+++ Task input
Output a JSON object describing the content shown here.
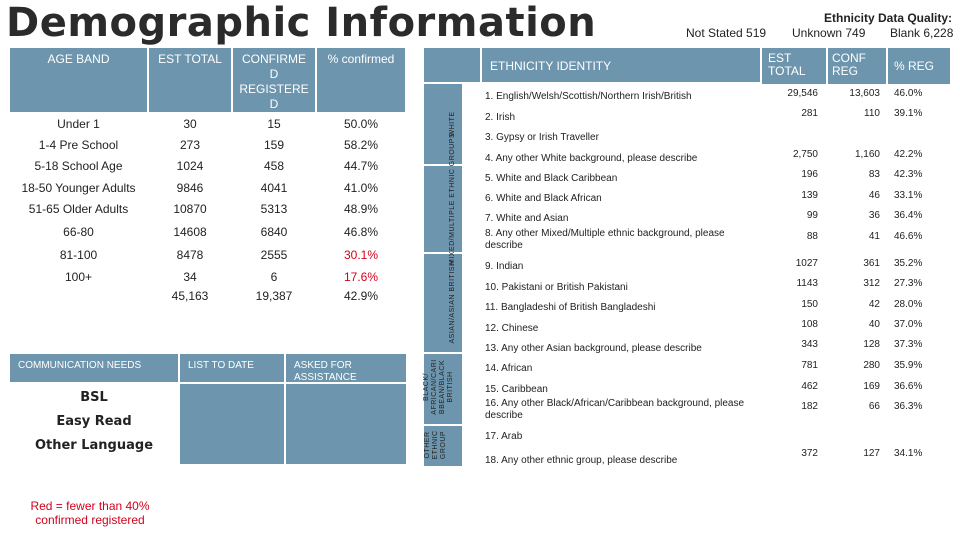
{
  "page_title": "Demographic Information",
  "not_stated": "Not Stated 519",
  "quality": {
    "title": "Ethnicity Data Quality:",
    "unknown": "Unknown 749",
    "blank": "Blank 6,228"
  },
  "age_table": {
    "headers": [
      "AGE BAND",
      "EST TOTAL",
      "CONFIRME D REGISTERE D",
      "% confirmed"
    ],
    "rows": [
      {
        "band": "Under 1",
        "total": "30",
        "confirmed": "15",
        "pct": "50.0%",
        "low": false
      },
      {
        "band": "1-4 Pre School",
        "total": "273",
        "confirmed": "159",
        "pct": "58.2%",
        "low": false
      },
      {
        "band": "5-18 School Age",
        "total": "1024",
        "confirmed": "458",
        "pct": "44.7%",
        "low": false
      },
      {
        "band": "18-50 Younger Adults",
        "total": "9846",
        "confirmed": "4041",
        "pct": "41.0%",
        "low": false
      },
      {
        "band": "51-65 Older Adults",
        "total": "10870",
        "confirmed": "5313",
        "pct": "48.9%",
        "low": false
      },
      {
        "band": "66-80",
        "total": "14608",
        "confirmed": "6840",
        "pct": "46.8%",
        "low": false
      },
      {
        "band": "81-100",
        "total": "8478",
        "confirmed": "2555",
        "pct": "30.1%",
        "low": true
      },
      {
        "band": "100+",
        "total": "34",
        "confirmed": "6",
        "pct": "17.6%",
        "low": true
      }
    ],
    "totals": {
      "total": "45,163",
      "confirmed": "19,387",
      "pct": "42.9%"
    }
  },
  "comm": {
    "headers": [
      "COMMUNICATION NEEDS",
      "LIST TO DATE",
      "ASKED FOR ASSISTANCE"
    ],
    "items": [
      "BSL",
      "Easy Read",
      "Other Language"
    ]
  },
  "legend_note": "Red = fewer than 40% confirmed registered",
  "eth_table": {
    "header": "ETHNICITY IDENTITY",
    "col_headers": [
      "EST TOTAL",
      "CONF REG",
      "% REG"
    ],
    "groups": [
      "WHITE",
      "MIXED/MULTIPLE ETHNIC GROUPS",
      "ASIAN/ASIAN BRITISH",
      "BLACK/ AFRICAN/CARI BBEAN/BLACK BRITISH",
      "OTHER ETHNIC GROUP"
    ],
    "rows": [
      {
        "label": "1. English/Welsh/Scottish/Northern Irish/British",
        "total": "29,546",
        "conf": "13,603",
        "pct": "46.0%",
        "low": false
      },
      {
        "label": "2. Irish",
        "total": "281",
        "conf": "110",
        "pct": "39.1%",
        "low": true
      },
      {
        "label": "3. Gypsy or Irish Traveller",
        "total": "",
        "conf": "",
        "pct": "",
        "low": false
      },
      {
        "label": "4. Any other White background, please describe",
        "total": "2,750",
        "conf": "1,160",
        "pct": "42.2%",
        "low": false
      },
      {
        "label": "5. White and Black Caribbean",
        "total": "196",
        "conf": "83",
        "pct": "42.3%",
        "low": false
      },
      {
        "label": "6. White and Black African",
        "total": "139",
        "conf": "46",
        "pct": "33.1%",
        "low": true
      },
      {
        "label": "7. White and Asian",
        "total": "99",
        "conf": "36",
        "pct": "36.4%",
        "low": true
      },
      {
        "label": "8. Any other Mixed/Multiple ethnic background, please describe",
        "total": "88",
        "conf": "41",
        "pct": "46.6%",
        "low": false
      },
      {
        "label": "9. Indian",
        "total": "1027",
        "conf": "361",
        "pct": "35.2%",
        "low": true
      },
      {
        "label": "10. Pakistani or British Pakistani",
        "total": "1143",
        "conf": "312",
        "pct": "27.3%",
        "low": true
      },
      {
        "label": "11. Bangladeshi of British Bangladeshi",
        "total": "150",
        "conf": "42",
        "pct": "28.0%",
        "low": true
      },
      {
        "label": "12. Chinese",
        "total": "108",
        "conf": "40",
        "pct": "37.0%",
        "low": true
      },
      {
        "label": "13. Any other Asian background, please describe",
        "total": "343",
        "conf": "128",
        "pct": "37.3%",
        "low": true
      },
      {
        "label": "14. African",
        "total": "781",
        "conf": "280",
        "pct": "35.9%",
        "low": true
      },
      {
        "label": "15. Caribbean",
        "total": "462",
        "conf": "169",
        "pct": "36.6%",
        "low": true
      },
      {
        "label": "16. Any other Black/African/Caribbean background, please describe",
        "total": "182",
        "conf": "66",
        "pct": "36.3%",
        "low": true
      },
      {
        "label": "17. Arab",
        "total": "",
        "conf": "",
        "pct": "",
        "low": false
      },
      {
        "label": "18. Any other ethnic group, please describe",
        "total": "372",
        "conf": "127",
        "pct": "34.1%",
        "low": true
      }
    ]
  },
  "colors": {
    "header_bg": "#6d95ad",
    "low_value": "#d0021b"
  }
}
++++++
__Given request__:
Reproduce all the records verbatim, excluding images.

__Completed exercise__:
Output a JSON object describing the content shown here.
{
  "page_title": "Demographic Information",
  "not_stated": "Not Stated 519",
  "quality": {
    "title": "Ethnicity Data Quality:",
    "unknown": "Unknown 749",
    "blank": "Blank 6,228"
  },
  "age_table": {
    "headers": [
      "AGE BAND",
      "EST TOTAL",
      "CONFIRME D REGISTERE D",
      "% confirmed"
    ],
    "rows": [
      {
        "band": "Under 1",
        "total": "30",
        "confirmed": "15",
        "pct": "50.0%",
        "low": false
      },
      {
        "band": "1-4 Pre School",
        "total": "273",
        "confirmed": "159",
        "pct": "58.2%",
        "low": false
      },
      {
        "band": "5-18 School Age",
        "total": "1024",
        "confirmed": "458",
        "pct": "44.7%",
        "low": false
      },
      {
        "band": "18-50 Younger Adults",
        "total": "9846",
        "confirmed": "4041",
        "pct": "41.0%",
        "low": false
      },
      {
        "band": "51-65 Older Adults",
        "total": "10870",
        "confirmed": "5313",
        "pct": "48.9%",
        "low": false
      },
      {
        "band": "66-80",
        "total": "14608",
        "confirmed": "6840",
        "pct": "46.8%",
        "low": false
      },
      {
        "band": "81-100",
        "total": "8478",
        "confirmed": "2555",
        "pct": "30.1%",
        "low": true
      },
      {
        "band": "100+",
        "total": "34",
        "confirmed": "6",
        "pct": "17.6%",
        "low": true
      }
    ],
    "totals": {
      "total": "45,163",
      "confirmed": "19,387",
      "pct": "42.9%"
    }
  },
  "comm": {
    "headers": [
      "COMMUNICATION NEEDS",
      "LIST TO DATE",
      "ASKED FOR ASSISTANCE"
    ],
    "items": [
      "BSL",
      "Easy Read",
      "Other Language"
    ]
  },
  "legend_note": "Red = fewer than 40% confirmed registered",
  "eth_table": {
    "header": "ETHNICITY IDENTITY",
    "col_headers": [
      "EST TOTAL",
      "CONF REG",
      "% REG"
    ],
    "groups": [
      "WHITE",
      "MIXED/MULTIPLE ETHNIC GROUPS",
      "ASIAN/ASIAN BRITISH",
      "BLACK/ AFRICAN/CARI BBEAN/BLACK BRITISH",
      "OTHER ETHNIC GROUP"
    ],
    "rows": [
      {
        "label": "1. English/Welsh/Scottish/Northern Irish/British",
        "total": "29,546",
        "conf": "13,603",
        "pct": "46.0%",
        "low": false
      },
      {
        "label": "2. Irish",
        "total": "281",
        "conf": "110",
        "pct": "39.1%",
        "low": true
      },
      {
        "label": "3. Gypsy or Irish Traveller",
        "total": "",
        "conf": "",
        "pct": "",
        "low": false
      },
      {
        "label": "4. Any other White background, please describe",
        "total": "2,750",
        "conf": "1,160",
        "pct": "42.2%",
        "low": false
      },
      {
        "label": "5. White and Black Caribbean",
        "total": "196",
        "conf": "83",
        "pct": "42.3%",
        "low": false
      },
      {
        "label": "6. White and Black African",
        "total": "139",
        "conf": "46",
        "pct": "33.1%",
        "low": true
      },
      {
        "label": "7. White and Asian",
        "total": "99",
        "conf": "36",
        "pct": "36.4%",
        "low": true
      },
      {
        "label": "8. Any other Mixed/Multiple ethnic background, please describe",
        "total": "88",
        "conf": "41",
        "pct": "46.6%",
        "low": false
      },
      {
        "label": "9. Indian",
        "total": "1027",
        "conf": "361",
        "pct": "35.2%",
        "low": true
      },
      {
        "label": "10. Pakistani or British Pakistani",
        "total": "1143",
        "conf": "312",
        "pct": "27.3%",
        "low": true
      },
      {
        "label": "11. Bangladeshi of British Bangladeshi",
        "total": "150",
        "conf": "42",
        "pct": "28.0%",
        "low": true
      },
      {
        "label": "12. Chinese",
        "total": "108",
        "conf": "40",
        "pct": "37.0%",
        "low": true
      },
      {
        "label": "13. Any other Asian background, please describe",
        "total": "343",
        "conf": "128",
        "pct": "37.3%",
        "low": true
      },
      {
        "label": "14. African",
        "total": "781",
        "conf": "280",
        "pct": "35.9%",
        "low": true
      },
      {
        "label": "15. Caribbean",
        "total": "462",
        "conf": "169",
        "pct": "36.6%",
        "low": true
      },
      {
        "label": "16. Any other Black/African/Caribbean background, please describe",
        "total": "182",
        "conf": "66",
        "pct": "36.3%",
        "low": true
      },
      {
        "label": "17. Arab",
        "total": "",
        "conf": "",
        "pct": "",
        "low": false
      },
      {
        "label": "18. Any other ethnic group, please describe",
        "total": "372",
        "conf": "127",
        "pct": "34.1%",
        "low": true
      }
    ]
  },
  "colors": {
    "header_bg": "#6d95ad",
    "low_value": "#d0021b"
  }
}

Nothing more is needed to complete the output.